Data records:
--- Begin ---

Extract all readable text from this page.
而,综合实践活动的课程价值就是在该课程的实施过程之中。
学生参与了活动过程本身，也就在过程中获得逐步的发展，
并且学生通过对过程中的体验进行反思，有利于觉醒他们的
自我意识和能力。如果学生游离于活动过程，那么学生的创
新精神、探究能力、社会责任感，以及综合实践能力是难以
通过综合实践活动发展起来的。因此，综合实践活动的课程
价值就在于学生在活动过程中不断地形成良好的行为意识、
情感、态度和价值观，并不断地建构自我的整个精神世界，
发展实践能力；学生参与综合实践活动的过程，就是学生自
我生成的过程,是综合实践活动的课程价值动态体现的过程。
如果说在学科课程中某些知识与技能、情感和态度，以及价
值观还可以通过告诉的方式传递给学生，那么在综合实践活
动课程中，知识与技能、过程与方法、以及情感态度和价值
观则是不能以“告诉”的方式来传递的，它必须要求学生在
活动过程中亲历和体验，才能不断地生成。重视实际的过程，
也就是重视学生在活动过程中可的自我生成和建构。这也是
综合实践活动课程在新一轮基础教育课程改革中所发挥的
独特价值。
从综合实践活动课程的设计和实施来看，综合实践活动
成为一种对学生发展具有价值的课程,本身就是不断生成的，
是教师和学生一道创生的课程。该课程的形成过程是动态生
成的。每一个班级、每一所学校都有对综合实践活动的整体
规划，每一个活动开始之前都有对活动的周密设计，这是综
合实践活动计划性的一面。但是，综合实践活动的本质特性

--- End ---
--- Begin ---

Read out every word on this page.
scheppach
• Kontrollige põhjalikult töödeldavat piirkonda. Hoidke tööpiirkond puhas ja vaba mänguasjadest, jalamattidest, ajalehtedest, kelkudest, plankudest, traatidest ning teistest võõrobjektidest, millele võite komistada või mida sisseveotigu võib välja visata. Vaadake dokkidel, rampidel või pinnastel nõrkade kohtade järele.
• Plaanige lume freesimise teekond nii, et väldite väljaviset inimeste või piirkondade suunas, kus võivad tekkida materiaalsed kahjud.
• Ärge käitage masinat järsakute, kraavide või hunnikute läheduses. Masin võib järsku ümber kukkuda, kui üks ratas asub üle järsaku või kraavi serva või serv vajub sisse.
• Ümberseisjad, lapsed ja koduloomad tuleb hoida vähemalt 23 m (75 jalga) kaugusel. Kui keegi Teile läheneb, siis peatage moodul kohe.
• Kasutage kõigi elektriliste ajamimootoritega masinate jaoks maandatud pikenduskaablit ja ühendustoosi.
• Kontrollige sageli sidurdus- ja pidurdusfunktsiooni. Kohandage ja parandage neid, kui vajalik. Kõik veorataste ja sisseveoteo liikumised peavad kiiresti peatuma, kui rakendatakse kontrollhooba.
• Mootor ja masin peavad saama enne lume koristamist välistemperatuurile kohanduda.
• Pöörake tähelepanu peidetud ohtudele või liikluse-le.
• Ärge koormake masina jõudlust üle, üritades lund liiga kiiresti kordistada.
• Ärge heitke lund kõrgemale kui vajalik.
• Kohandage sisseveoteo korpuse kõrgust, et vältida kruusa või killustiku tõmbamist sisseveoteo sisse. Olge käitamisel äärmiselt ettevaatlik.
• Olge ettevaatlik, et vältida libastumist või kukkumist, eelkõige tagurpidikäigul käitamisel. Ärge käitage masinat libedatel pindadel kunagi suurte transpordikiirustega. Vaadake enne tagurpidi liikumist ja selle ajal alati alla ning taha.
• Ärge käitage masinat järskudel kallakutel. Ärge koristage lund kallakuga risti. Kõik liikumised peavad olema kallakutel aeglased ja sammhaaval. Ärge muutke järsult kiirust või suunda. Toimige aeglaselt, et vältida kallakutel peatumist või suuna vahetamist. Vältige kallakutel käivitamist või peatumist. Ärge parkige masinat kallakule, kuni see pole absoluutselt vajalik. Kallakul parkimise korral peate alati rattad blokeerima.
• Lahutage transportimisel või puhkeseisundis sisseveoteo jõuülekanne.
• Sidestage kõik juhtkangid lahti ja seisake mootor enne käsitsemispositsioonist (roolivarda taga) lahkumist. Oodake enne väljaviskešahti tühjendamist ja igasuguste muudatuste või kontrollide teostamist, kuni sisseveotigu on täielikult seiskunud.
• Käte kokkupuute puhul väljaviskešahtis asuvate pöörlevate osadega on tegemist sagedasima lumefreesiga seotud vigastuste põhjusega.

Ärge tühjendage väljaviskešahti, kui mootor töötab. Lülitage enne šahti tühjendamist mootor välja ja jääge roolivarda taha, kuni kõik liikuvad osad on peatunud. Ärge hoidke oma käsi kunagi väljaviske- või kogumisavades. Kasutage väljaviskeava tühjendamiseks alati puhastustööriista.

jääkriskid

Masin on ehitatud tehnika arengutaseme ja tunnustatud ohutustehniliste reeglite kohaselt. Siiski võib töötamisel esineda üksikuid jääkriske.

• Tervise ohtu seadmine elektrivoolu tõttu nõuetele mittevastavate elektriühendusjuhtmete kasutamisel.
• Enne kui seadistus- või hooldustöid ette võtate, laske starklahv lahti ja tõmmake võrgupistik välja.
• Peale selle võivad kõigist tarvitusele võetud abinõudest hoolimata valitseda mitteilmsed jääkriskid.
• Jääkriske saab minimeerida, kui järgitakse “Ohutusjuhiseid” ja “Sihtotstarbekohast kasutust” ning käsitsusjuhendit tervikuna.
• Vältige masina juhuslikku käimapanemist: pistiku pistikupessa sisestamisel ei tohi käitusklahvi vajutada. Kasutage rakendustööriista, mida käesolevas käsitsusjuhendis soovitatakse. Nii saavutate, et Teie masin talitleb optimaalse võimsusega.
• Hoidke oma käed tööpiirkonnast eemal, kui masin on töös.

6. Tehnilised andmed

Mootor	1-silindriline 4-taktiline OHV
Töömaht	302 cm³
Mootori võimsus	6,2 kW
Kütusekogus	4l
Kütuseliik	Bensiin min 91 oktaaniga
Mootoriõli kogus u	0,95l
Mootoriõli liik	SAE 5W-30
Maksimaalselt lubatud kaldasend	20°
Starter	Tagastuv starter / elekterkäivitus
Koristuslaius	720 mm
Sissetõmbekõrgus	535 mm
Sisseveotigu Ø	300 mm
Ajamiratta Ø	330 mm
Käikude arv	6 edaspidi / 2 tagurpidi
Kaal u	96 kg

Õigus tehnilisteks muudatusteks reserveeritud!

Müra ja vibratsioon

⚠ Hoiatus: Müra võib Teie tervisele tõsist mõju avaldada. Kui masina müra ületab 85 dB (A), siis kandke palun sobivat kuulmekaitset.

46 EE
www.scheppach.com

--- End ---

REQUIREMENTS:
List all lines from the entries that include the word "käitamisel".

REPLY TO THE TASK:
• Kohandage sisseveoteo korpuse kõrgust, et vältida kruusa või killustiku tõmbamist sisseveoteo sisse. Olge käitamisel äärmiselt ettevaatlik.
• Olge ettevaatlik, et vältida libastumist või kukkumist, eelkõige tagurpidikäigul käitamisel. Ärge käitage masinat libedatel pindadel kunagi suurte transpordikiirustega. Vaadake enne tagurpidi liikumist ja selle ajal alati alla ning taha.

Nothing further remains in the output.